→ **DATA IN THIS EXERCISE**

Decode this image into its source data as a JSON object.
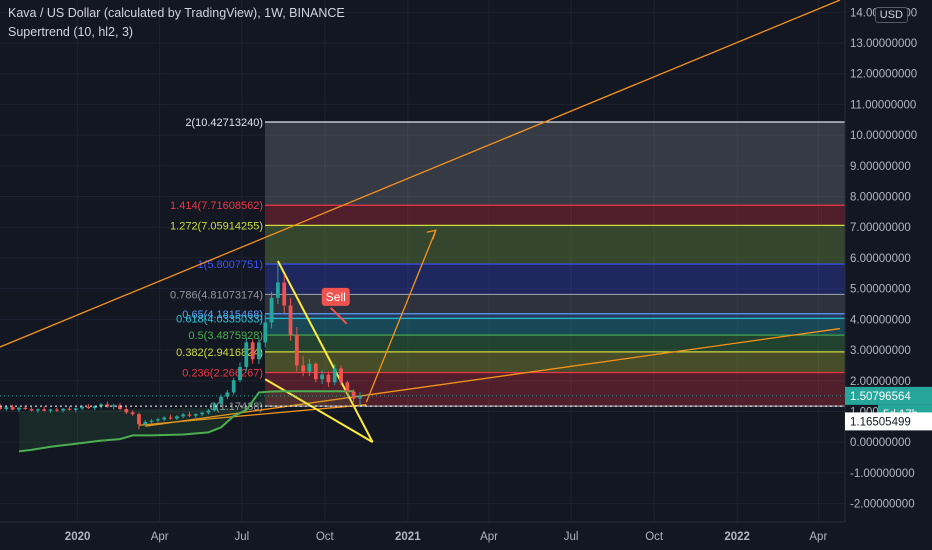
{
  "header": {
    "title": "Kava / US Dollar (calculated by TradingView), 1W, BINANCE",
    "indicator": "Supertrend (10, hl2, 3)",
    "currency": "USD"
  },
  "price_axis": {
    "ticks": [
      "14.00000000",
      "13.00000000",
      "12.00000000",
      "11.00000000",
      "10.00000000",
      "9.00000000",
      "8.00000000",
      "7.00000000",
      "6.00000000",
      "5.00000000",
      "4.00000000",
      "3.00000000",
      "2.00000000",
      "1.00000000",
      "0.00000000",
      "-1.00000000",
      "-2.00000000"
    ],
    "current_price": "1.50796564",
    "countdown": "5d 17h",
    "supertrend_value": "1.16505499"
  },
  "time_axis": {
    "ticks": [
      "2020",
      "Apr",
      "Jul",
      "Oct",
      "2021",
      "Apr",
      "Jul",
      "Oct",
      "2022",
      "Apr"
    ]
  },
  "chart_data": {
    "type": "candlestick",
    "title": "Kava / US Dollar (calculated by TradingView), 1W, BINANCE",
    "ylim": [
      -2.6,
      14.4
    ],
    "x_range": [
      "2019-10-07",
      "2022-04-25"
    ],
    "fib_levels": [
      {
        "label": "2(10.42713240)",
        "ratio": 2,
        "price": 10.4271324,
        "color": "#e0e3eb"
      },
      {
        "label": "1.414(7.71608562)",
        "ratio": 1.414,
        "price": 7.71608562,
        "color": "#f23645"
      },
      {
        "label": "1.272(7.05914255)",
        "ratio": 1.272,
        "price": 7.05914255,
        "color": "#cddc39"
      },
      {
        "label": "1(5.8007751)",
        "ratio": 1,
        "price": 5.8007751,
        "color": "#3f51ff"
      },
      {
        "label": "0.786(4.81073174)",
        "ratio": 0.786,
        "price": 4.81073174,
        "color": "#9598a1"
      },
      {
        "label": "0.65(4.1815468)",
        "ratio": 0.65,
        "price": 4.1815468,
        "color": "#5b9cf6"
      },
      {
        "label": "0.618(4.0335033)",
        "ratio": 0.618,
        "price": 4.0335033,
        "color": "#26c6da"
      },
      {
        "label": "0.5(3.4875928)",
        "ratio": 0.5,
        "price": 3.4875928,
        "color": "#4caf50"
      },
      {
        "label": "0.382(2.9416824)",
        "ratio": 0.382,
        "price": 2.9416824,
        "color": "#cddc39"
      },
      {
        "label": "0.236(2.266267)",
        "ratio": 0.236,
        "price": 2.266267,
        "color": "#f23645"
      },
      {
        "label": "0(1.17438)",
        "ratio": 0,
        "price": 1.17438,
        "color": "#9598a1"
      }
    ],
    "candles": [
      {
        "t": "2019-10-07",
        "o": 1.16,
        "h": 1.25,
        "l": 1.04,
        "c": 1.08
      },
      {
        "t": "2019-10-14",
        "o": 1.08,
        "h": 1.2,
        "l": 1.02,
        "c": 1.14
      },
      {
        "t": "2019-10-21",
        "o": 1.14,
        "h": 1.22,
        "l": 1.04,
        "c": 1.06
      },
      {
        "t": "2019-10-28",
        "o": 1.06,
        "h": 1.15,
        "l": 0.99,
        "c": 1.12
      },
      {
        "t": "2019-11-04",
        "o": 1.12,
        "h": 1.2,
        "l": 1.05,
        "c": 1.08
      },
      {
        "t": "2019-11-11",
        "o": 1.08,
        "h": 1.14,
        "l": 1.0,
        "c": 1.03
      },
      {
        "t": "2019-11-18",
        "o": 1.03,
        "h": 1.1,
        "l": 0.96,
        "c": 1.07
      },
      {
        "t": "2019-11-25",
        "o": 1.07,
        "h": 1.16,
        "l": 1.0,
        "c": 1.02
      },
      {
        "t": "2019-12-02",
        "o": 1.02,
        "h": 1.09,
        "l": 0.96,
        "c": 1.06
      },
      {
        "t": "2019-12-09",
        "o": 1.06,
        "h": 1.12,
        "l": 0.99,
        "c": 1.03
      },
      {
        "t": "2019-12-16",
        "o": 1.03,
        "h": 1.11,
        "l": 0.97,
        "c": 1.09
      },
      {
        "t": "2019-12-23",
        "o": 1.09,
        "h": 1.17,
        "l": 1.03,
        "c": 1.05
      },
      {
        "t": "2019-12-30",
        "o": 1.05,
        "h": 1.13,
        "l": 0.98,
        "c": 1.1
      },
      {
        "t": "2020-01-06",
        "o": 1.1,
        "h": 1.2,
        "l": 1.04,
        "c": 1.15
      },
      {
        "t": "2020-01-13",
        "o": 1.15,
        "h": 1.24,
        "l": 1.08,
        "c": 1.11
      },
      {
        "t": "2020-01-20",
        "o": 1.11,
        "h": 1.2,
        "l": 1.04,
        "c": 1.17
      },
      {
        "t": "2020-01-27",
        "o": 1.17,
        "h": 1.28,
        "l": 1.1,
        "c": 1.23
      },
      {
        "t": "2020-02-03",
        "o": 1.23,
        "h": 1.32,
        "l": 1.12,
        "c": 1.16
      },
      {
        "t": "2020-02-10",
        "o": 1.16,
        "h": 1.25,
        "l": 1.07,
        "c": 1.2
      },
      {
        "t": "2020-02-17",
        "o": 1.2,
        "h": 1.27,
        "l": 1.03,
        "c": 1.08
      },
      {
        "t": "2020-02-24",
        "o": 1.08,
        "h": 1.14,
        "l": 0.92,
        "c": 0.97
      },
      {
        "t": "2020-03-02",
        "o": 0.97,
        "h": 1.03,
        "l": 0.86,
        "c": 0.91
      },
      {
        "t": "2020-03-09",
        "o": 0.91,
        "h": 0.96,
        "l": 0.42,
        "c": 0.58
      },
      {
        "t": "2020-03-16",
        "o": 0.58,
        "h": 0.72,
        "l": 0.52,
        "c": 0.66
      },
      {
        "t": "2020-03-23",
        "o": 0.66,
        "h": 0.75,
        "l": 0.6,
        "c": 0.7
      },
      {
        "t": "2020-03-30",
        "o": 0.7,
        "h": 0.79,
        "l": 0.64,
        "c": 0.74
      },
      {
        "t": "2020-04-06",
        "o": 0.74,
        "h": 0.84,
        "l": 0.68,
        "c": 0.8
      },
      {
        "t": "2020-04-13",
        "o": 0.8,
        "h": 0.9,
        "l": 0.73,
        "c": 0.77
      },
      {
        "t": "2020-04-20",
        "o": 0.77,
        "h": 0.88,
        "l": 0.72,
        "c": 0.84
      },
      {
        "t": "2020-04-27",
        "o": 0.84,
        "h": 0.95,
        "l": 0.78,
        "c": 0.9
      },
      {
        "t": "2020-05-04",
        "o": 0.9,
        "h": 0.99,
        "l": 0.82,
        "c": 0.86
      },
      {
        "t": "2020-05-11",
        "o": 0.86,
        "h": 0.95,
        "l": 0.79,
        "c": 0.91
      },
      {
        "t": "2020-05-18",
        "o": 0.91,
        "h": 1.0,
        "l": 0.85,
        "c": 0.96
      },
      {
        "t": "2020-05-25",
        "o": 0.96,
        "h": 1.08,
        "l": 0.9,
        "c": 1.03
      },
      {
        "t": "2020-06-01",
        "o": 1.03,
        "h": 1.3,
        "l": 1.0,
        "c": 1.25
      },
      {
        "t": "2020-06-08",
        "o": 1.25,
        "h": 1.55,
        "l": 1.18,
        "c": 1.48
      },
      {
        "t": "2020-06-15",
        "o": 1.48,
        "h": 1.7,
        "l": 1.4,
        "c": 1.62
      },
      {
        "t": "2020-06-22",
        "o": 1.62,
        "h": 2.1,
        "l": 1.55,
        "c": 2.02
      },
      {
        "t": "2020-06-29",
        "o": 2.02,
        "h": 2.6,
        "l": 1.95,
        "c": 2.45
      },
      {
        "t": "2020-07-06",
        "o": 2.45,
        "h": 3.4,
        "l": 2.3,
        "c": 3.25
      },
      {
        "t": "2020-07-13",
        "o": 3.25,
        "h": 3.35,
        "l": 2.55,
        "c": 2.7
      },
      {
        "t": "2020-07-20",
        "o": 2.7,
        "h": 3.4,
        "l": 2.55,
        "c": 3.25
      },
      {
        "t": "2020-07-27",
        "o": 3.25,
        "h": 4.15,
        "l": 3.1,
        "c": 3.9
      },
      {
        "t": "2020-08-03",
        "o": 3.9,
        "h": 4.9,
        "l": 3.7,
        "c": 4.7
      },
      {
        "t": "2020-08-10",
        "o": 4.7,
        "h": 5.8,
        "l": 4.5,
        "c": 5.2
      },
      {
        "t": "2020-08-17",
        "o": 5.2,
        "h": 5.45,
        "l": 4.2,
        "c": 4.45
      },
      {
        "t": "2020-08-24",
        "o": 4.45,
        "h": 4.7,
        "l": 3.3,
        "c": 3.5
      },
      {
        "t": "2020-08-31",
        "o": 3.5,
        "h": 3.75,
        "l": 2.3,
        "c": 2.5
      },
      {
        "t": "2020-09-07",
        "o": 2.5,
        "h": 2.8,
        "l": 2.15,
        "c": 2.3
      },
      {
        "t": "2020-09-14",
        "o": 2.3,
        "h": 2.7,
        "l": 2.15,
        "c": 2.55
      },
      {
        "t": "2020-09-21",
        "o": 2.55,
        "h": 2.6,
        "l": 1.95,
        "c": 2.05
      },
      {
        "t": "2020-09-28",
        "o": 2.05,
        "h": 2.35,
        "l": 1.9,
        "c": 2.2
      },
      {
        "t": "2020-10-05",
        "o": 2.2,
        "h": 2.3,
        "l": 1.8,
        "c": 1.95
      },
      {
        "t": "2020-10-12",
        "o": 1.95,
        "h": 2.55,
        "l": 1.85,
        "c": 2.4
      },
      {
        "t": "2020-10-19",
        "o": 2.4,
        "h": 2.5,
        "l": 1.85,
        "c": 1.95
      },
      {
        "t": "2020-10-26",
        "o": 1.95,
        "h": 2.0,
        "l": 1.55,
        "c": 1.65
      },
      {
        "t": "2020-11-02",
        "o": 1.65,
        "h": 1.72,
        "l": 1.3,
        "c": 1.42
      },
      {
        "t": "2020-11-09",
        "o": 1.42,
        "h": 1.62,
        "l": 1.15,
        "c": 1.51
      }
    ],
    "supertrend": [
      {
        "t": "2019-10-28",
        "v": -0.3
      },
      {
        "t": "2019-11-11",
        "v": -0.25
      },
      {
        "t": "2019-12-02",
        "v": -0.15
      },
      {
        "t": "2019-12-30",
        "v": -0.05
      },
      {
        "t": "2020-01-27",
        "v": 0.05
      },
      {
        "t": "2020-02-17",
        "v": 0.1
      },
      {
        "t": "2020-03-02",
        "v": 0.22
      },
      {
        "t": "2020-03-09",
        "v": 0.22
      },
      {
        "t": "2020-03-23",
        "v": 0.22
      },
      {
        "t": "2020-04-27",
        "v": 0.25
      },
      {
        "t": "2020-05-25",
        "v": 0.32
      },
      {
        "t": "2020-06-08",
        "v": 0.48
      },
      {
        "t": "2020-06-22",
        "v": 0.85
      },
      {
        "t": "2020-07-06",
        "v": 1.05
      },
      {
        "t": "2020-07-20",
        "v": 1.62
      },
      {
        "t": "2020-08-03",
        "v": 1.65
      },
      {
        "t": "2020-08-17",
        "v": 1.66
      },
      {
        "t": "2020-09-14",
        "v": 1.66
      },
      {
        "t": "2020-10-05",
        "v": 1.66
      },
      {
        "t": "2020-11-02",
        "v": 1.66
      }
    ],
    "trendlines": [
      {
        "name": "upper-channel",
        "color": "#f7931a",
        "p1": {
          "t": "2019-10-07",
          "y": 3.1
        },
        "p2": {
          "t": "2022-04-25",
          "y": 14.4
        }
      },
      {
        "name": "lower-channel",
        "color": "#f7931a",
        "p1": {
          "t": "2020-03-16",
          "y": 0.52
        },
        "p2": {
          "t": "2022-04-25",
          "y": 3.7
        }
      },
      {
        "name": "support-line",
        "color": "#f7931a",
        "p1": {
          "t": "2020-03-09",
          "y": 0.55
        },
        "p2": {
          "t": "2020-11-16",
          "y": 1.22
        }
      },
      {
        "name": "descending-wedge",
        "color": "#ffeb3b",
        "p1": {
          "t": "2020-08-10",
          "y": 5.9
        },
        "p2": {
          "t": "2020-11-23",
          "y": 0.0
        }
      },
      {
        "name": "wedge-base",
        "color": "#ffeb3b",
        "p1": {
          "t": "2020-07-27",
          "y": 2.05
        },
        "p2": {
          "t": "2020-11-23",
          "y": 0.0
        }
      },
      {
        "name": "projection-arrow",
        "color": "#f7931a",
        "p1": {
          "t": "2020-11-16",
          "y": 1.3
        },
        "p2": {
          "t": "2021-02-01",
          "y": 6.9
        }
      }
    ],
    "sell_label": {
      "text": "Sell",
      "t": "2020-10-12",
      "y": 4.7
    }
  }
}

→ **YOUR GOAL**
For the listing above, give the number of lines in which the string "ratio" occurs, and nothing else.

→ **THE SOLUTION**
11